Exercise description >> Go through the records and show each line where the word "Mysteel" occurs.

■ ■ ■ ■ ■ ■ ■

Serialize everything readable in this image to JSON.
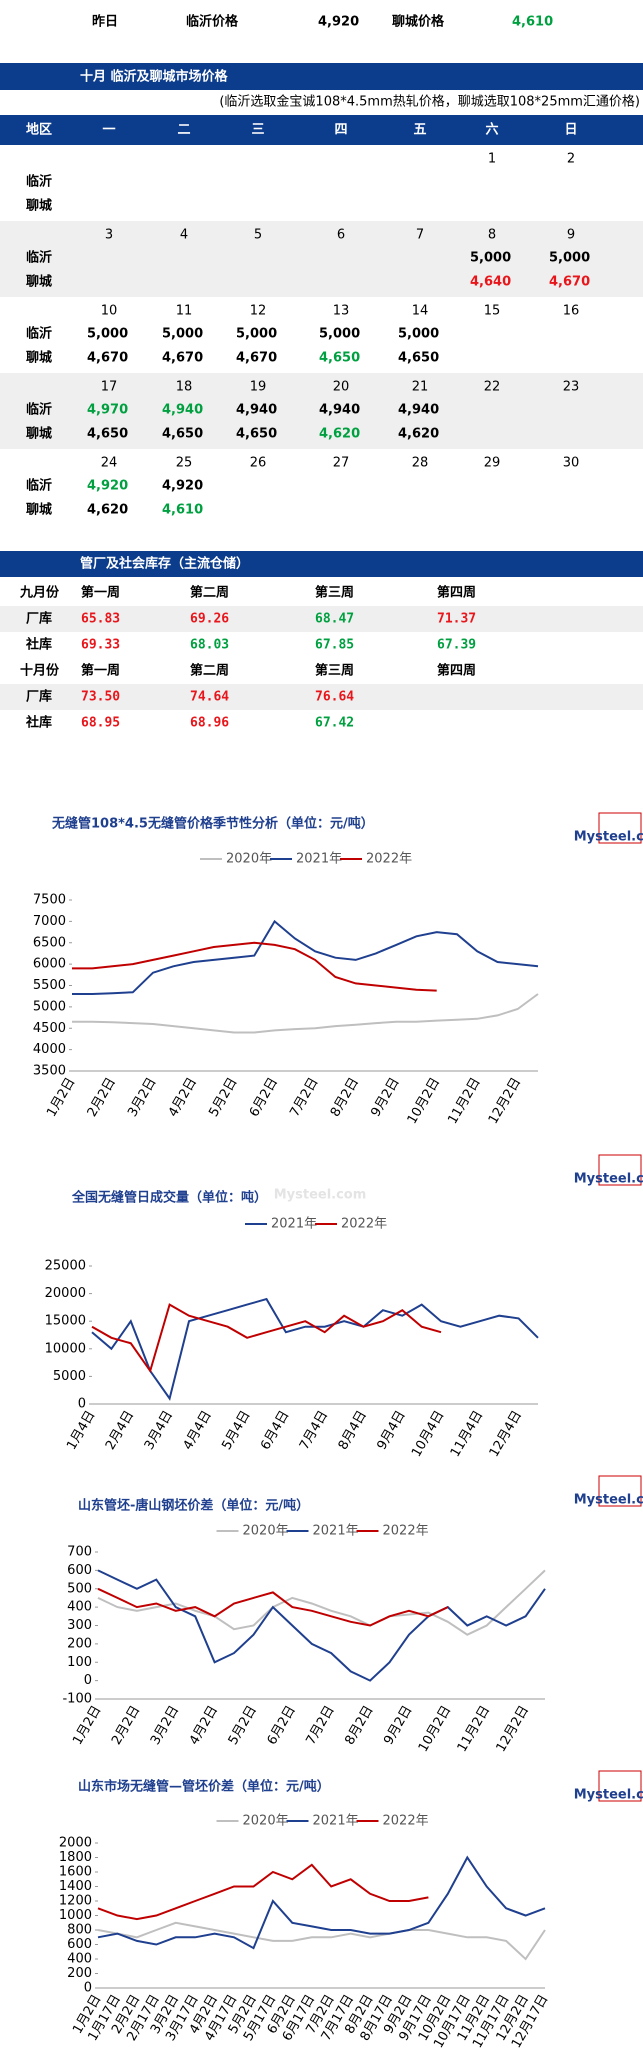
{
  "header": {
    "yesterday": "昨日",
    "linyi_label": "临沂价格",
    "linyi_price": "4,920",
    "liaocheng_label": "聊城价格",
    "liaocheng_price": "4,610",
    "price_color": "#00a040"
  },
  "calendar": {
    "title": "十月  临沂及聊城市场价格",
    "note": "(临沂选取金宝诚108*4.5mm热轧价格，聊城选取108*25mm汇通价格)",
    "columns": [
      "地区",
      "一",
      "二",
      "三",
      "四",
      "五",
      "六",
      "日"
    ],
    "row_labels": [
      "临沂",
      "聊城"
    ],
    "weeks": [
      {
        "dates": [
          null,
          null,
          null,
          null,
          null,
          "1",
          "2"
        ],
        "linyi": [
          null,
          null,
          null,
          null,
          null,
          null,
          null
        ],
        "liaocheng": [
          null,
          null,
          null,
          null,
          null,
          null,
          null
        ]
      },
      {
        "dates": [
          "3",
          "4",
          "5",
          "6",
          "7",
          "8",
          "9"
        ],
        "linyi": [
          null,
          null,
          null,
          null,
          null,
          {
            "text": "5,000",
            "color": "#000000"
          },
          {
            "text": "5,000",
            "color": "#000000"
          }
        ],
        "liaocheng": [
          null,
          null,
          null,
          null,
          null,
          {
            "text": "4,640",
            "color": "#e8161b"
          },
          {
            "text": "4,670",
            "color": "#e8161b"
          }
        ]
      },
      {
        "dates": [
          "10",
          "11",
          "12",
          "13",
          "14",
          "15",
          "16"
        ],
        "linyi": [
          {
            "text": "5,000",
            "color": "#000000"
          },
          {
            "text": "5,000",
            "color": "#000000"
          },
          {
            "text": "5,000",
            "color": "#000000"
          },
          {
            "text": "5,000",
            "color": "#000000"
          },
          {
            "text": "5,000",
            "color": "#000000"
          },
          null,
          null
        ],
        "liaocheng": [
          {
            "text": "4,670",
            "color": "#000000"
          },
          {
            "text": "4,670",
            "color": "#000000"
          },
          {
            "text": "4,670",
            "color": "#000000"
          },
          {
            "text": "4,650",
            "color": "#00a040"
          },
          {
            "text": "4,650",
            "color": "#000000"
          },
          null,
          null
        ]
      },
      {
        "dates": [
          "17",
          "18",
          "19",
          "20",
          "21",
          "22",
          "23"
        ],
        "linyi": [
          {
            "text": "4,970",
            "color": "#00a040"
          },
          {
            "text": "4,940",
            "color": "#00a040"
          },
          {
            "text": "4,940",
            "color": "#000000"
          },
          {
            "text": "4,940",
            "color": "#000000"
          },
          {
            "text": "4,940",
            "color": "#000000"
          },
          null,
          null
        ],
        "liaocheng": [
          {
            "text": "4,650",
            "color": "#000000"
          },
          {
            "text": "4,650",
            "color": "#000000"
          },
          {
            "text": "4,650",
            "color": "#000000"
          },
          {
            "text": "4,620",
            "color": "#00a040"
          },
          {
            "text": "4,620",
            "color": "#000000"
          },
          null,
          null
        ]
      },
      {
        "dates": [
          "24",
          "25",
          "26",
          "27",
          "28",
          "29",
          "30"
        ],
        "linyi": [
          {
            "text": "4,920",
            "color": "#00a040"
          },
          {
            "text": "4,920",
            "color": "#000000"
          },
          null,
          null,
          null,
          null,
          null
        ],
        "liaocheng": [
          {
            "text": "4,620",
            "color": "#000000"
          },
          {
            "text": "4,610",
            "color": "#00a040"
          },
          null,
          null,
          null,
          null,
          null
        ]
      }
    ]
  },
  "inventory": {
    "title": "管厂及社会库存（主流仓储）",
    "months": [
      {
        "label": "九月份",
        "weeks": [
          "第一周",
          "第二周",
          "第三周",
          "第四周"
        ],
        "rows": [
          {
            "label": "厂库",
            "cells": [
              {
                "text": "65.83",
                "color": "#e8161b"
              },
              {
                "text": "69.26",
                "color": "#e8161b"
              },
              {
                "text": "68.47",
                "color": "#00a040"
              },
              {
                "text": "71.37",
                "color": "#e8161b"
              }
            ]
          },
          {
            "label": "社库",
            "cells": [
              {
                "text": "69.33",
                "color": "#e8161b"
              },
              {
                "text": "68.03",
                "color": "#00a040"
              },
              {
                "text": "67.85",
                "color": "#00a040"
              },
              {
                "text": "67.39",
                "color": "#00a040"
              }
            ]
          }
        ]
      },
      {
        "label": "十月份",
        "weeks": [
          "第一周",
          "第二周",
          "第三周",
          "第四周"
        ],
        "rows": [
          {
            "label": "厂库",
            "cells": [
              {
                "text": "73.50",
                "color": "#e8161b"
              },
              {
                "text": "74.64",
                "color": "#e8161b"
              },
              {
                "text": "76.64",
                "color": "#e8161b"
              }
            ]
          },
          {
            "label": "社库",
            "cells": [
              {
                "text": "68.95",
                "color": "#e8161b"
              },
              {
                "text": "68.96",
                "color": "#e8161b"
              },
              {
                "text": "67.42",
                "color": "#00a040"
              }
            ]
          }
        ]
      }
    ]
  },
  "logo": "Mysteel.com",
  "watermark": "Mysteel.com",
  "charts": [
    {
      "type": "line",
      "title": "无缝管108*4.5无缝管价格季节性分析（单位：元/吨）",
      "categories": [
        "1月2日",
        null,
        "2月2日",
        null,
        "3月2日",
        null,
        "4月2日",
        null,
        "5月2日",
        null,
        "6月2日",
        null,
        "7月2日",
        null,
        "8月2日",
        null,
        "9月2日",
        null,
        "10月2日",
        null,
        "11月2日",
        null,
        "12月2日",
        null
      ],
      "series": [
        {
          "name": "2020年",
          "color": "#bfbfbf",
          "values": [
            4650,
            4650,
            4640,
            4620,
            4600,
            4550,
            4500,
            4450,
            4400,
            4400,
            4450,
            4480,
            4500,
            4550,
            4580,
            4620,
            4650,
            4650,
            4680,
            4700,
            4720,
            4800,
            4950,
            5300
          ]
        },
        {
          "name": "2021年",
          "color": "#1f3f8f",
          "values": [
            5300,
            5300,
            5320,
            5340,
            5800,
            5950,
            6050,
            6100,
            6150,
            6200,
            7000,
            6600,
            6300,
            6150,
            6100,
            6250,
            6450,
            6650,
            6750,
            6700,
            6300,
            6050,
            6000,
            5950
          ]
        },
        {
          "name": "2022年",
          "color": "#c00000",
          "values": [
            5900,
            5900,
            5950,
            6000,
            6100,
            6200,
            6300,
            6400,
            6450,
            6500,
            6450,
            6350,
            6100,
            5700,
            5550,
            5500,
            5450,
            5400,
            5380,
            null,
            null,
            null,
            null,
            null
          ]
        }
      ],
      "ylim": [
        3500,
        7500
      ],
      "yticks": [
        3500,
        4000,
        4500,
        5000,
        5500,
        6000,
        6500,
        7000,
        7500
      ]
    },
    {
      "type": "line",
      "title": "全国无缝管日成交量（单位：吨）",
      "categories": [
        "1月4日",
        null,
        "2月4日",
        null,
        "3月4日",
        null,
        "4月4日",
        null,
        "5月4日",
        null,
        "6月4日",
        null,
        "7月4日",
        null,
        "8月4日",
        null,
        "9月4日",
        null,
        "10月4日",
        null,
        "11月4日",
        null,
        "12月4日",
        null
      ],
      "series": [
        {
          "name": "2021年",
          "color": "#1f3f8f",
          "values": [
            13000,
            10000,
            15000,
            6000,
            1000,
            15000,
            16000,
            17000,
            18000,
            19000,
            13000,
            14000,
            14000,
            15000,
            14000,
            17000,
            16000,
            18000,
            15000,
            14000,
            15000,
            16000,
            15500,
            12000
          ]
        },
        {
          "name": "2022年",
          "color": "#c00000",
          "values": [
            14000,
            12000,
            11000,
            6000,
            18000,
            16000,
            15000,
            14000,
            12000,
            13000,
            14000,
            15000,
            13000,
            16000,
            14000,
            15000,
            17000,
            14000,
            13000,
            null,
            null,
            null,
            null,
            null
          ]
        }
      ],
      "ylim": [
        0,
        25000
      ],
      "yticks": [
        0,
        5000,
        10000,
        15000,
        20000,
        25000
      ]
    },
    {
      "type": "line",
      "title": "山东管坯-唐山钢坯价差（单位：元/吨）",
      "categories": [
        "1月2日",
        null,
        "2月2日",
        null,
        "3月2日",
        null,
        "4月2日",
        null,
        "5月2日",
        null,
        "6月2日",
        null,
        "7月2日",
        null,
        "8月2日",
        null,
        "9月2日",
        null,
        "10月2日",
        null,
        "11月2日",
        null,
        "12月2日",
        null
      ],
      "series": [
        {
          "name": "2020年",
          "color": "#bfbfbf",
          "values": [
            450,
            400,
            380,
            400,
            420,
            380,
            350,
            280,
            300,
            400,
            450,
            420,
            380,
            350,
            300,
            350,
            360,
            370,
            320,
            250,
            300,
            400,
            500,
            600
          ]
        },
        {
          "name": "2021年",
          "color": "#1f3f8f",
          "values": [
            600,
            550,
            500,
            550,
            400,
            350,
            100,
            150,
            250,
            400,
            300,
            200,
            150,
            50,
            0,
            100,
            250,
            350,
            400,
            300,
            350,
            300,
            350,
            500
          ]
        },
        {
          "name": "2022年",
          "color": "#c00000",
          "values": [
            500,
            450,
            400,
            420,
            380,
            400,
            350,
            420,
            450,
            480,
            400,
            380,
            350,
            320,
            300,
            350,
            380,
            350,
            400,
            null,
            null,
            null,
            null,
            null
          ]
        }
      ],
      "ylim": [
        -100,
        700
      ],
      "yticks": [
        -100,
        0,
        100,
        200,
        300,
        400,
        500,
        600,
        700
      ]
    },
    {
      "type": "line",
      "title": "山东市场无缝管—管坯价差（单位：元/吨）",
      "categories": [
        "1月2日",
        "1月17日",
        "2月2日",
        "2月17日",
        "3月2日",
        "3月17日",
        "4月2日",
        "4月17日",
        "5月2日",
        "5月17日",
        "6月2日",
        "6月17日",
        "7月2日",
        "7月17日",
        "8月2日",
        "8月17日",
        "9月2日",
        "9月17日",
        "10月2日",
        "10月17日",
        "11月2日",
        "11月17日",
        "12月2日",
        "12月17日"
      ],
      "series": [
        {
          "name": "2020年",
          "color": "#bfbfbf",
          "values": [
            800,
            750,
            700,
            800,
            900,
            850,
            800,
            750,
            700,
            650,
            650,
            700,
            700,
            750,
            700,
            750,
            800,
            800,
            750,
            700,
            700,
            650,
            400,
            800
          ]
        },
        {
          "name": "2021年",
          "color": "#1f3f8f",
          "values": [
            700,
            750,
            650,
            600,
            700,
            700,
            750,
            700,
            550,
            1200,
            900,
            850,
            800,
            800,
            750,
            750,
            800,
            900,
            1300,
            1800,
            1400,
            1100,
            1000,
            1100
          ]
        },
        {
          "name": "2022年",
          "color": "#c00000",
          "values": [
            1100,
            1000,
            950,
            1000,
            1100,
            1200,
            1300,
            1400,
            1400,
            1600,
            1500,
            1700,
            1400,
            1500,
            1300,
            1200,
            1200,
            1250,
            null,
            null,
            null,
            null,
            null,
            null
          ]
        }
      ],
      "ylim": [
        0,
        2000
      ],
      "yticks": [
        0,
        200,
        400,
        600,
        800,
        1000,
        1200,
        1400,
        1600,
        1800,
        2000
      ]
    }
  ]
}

■ ■ ■ ■ ■ ■ ■

Response below >>
  "logo": "Mysteel.com",
  "watermark": "Mysteel.com",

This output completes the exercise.